Pictures aside, quote the whole listing exactly.
━━━━━━━━━━━━━━━━━━━━
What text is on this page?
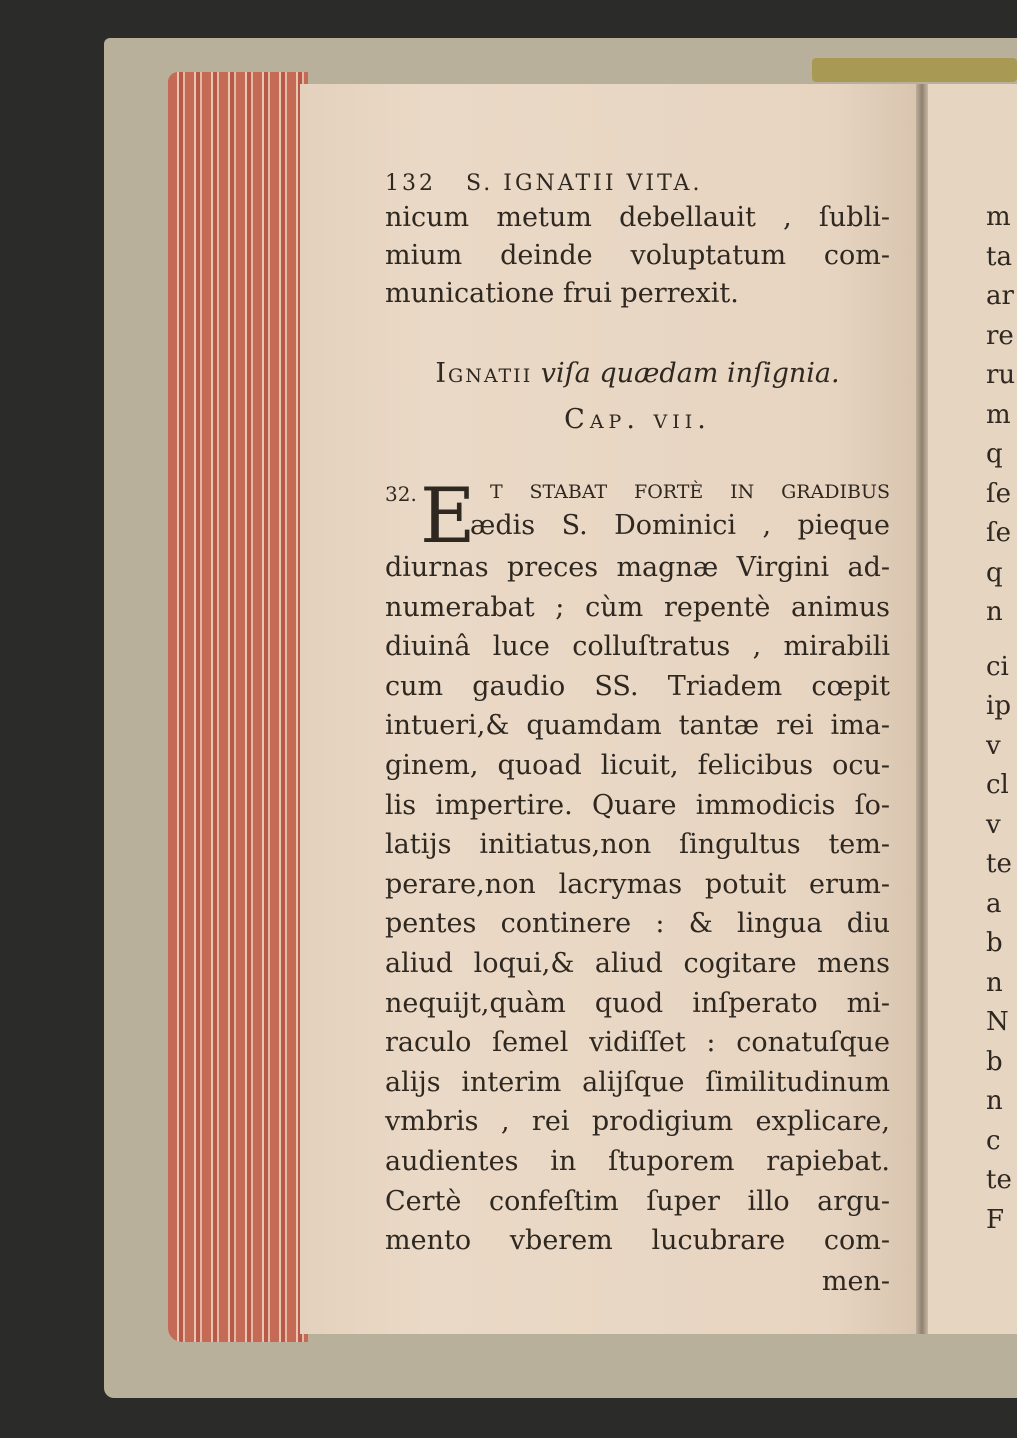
132 S. IGNATII VITA.
nicum metum debellauit , ſubli-
mium deinde voluptatum com-
municatione frui perrexit.
Ignatii viſa quædam inſignia.
Cap. vii.
32. E t ſtabat fortè in gradibus
ædis S. Dominici , pieque
diurnas preces magnæ Virgini ad-
numerabat ; cùm repentè animus
diuinâ luce colluſtratus , mirabili
cum gaudio SS. Triadem cœpit
intueri,& quamdam tantæ rei ima-
ginem, quoad licuit, felicibus ocu-
lis impertire. Quare immodicis ſo-
latijs initiatus,non ſingultus tem-
perare,non lacrymas potuit erum-
pentes continere : & lingua diu
aliud loqui,& aliud cogitare mens
nequijt,quàm quod inſperato mi-
raculo ſemel vidiſſet : conatuſque
alijs interim alijſque ſimilitudinum
vmbris , rei prodigium explicare,
audientes in ſtuporem rapiebat.
Certè confeſtim ſuper illo argu-
mento vberem lucubrare com-
men-
m
ta
ar
re
ru
m
q
ſe
ſe
q
n
ci
ip
v
cl
v
te
a
b
n
N
b
n
c
te
F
━━━━━━━━━━━━━━━━━━━━
* ANSWER TO THE PROBLEM
What text is on this page?
132 S. IGNATII VITA.
nicum metum debellauit , ſubli-
mium deinde voluptatum com-
municatione frui perrexit.
Ignatii viſa quædam inſignia.
Cap. vii.
32. E t ſtabat fortè in gradibus
ædis S. Dominici , pieque
diurnas preces magnæ Virgini ad-
numerabat ; cùm repentè animus
diuinâ luce colluſtratus , mirabili
cum gaudio SS. Triadem cœpit
intueri,& quamdam tantæ rei ima-
ginem, quoad licuit, felicibus ocu-
lis impertire. Quare immodicis ſo-
latijs initiatus,non ſingultus tem-
perare,non lacrymas potuit erum-
pentes continere : & lingua diu
aliud loqui,& aliud cogitare mens
nequijt,quàm quod inſperato mi-
raculo ſemel vidiſſet : conatuſque
alijs interim alijſque ſimilitudinum
vmbris , rei prodigium explicare,
audientes in ſtuporem rapiebat.
Certè confeſtim ſuper illo argu-
mento vberem lucubrare com-
men-
m
ta
ar
re
ru
m
q
ſe
ſe
q
n
ci
ip
v
cl
v
te
a
b
n
N
b
n
c
te
F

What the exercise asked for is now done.